[Dataset items]
■ ■ ■ ■ ■ ■ ■

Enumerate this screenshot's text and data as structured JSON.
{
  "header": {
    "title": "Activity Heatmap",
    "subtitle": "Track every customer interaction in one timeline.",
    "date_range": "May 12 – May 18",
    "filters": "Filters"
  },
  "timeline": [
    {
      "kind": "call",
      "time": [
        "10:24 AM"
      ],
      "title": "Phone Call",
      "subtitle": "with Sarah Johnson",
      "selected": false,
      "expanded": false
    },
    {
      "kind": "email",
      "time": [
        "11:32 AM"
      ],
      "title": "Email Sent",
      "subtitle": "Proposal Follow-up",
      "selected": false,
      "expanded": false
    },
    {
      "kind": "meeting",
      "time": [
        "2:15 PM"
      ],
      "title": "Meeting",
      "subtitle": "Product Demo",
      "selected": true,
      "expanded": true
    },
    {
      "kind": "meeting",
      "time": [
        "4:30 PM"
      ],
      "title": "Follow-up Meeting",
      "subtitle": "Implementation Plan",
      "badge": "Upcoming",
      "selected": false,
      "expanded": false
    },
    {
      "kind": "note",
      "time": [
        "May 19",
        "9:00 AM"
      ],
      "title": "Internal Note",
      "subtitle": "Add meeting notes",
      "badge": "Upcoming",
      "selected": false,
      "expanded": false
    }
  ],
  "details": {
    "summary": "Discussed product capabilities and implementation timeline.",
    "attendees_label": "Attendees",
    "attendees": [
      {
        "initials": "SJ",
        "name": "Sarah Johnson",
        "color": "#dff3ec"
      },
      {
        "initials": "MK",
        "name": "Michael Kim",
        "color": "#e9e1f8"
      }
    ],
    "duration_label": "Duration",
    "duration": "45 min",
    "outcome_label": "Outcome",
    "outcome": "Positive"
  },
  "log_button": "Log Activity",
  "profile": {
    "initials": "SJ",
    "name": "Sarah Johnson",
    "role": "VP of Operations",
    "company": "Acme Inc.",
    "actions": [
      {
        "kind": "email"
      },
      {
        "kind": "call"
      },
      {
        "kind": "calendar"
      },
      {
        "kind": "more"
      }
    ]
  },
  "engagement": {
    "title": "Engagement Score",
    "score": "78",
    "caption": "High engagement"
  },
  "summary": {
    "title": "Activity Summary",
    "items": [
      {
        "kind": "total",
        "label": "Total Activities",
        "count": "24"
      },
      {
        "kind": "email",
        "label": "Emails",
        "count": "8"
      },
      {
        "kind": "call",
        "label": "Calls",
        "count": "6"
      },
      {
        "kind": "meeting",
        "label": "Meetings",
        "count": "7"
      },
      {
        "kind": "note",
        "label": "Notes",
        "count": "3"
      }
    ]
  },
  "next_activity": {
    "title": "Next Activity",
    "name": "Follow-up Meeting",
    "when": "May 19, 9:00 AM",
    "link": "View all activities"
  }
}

■ ■ ■ ■ ■ ■ ■

State the number of lines in this listing that contain the string "name", and add nothing else.

4